WHAT IS ASKED: Find how many lines hold the word "Лариса". Give only the number.

-- Start DATASET RECORDS --

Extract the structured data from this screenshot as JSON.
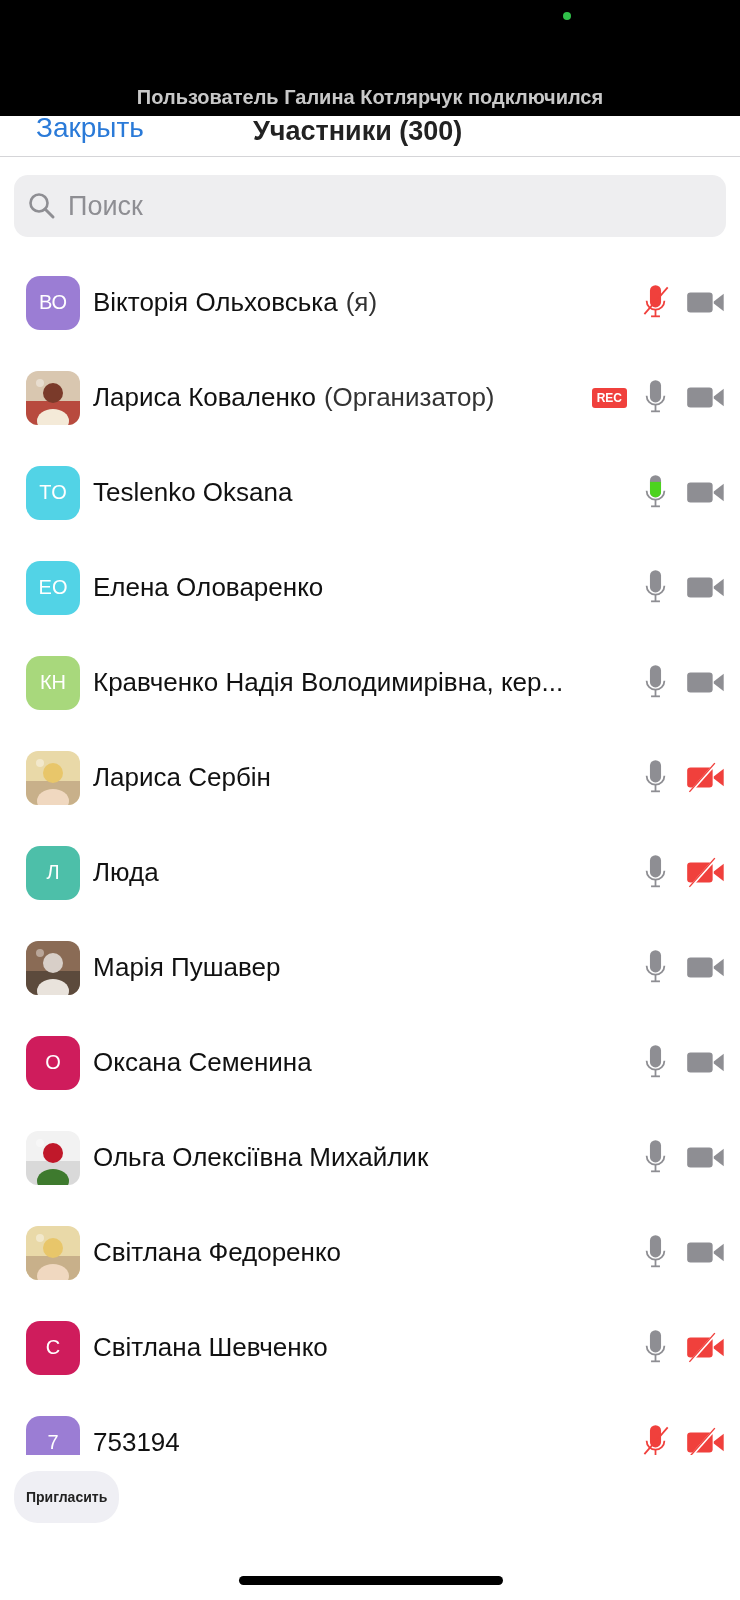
{
  "notification": {
    "text": "Пользователь Галина Котлярчук подключился"
  },
  "header": {
    "close": "Закрыть",
    "title": "Участники (300)"
  },
  "search": {
    "placeholder": "Поиск"
  },
  "participants": [
    {
      "avatar": {
        "kind": "initials",
        "text": "ВО",
        "color": "#9b7dd4"
      },
      "name": "Вікторія Ольховська",
      "role": "(я)",
      "recording": false,
      "muted": true,
      "talking": false,
      "video_on": true
    },
    {
      "name": "Лариса Коваленко",
      "role": "(Организатор)",
      "recording": true,
      "badge": "REC",
      "muted": false,
      "talking": false,
      "video_on": true
    },
    {
      "avatar": {
        "kind": "initials",
        "text": "TO",
        "color": "#52d3e6"
      },
      "name": "Teslenko Oksana",
      "recording": false,
      "muted": false,
      "talking": true,
      "video_on": true
    },
    {
      "avatar": {
        "kind": "initials",
        "text": "ЕО",
        "color": "#52d3e6"
      },
      "name": "Елена Оловаренко",
      "recording": false,
      "muted": false,
      "talking": false,
      "video_on": true
    },
    {
      "avatar": {
        "kind": "initials",
        "text": "КН",
        "color": "#a8d87c"
      },
      "name": "Кравченко Надія Володимирівна, кер...",
      "recording": false,
      "muted": false,
      "talking": false,
      "video_on": true
    },
    {
      "name": "Лариса Сербін",
      "recording": false,
      "muted": false,
      "talking": false,
      "video_on": false
    },
    {
      "avatar": {
        "kind": "initials",
        "text": "Л",
        "color": "#4dbfa9"
      },
      "name": "Люда",
      "recording": false,
      "muted": false,
      "talking": false,
      "video_on": false
    },
    {
      "name": "Марія Пушавер",
      "recording": false,
      "muted": false,
      "talking": false,
      "video_on": true
    },
    {
      "avatar": {
        "kind": "initials",
        "text": "О",
        "color": "#cf1c5c"
      },
      "name": "Оксана Семенина",
      "recording": false,
      "muted": false,
      "talking": false,
      "video_on": true
    },
    {
      "name": "Ольга Олексіївна Михайлик",
      "recording": false,
      "muted": false,
      "talking": false,
      "video_on": true
    },
    {
      "name": "Світлана Федоренко",
      "recording": false,
      "muted": false,
      "talking": false,
      "video_on": true
    },
    {
      "avatar": {
        "kind": "initials",
        "text": "С",
        "color": "#cf1c5c"
      },
      "name": "Світлана Шевченко",
      "recording": false,
      "muted": false,
      "talking": false,
      "video_on": false
    },
    {
      "avatar": {
        "kind": "initials",
        "text": "7",
        "color": "#9b7dd4"
      },
      "name": "753194",
      "recording": false,
      "muted": true,
      "talking": false,
      "video_on": false
    }
  ],
  "invite_button": "Пригласить"
}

-- End DATASET RECORDS --

EXPECTED ANSWER: 2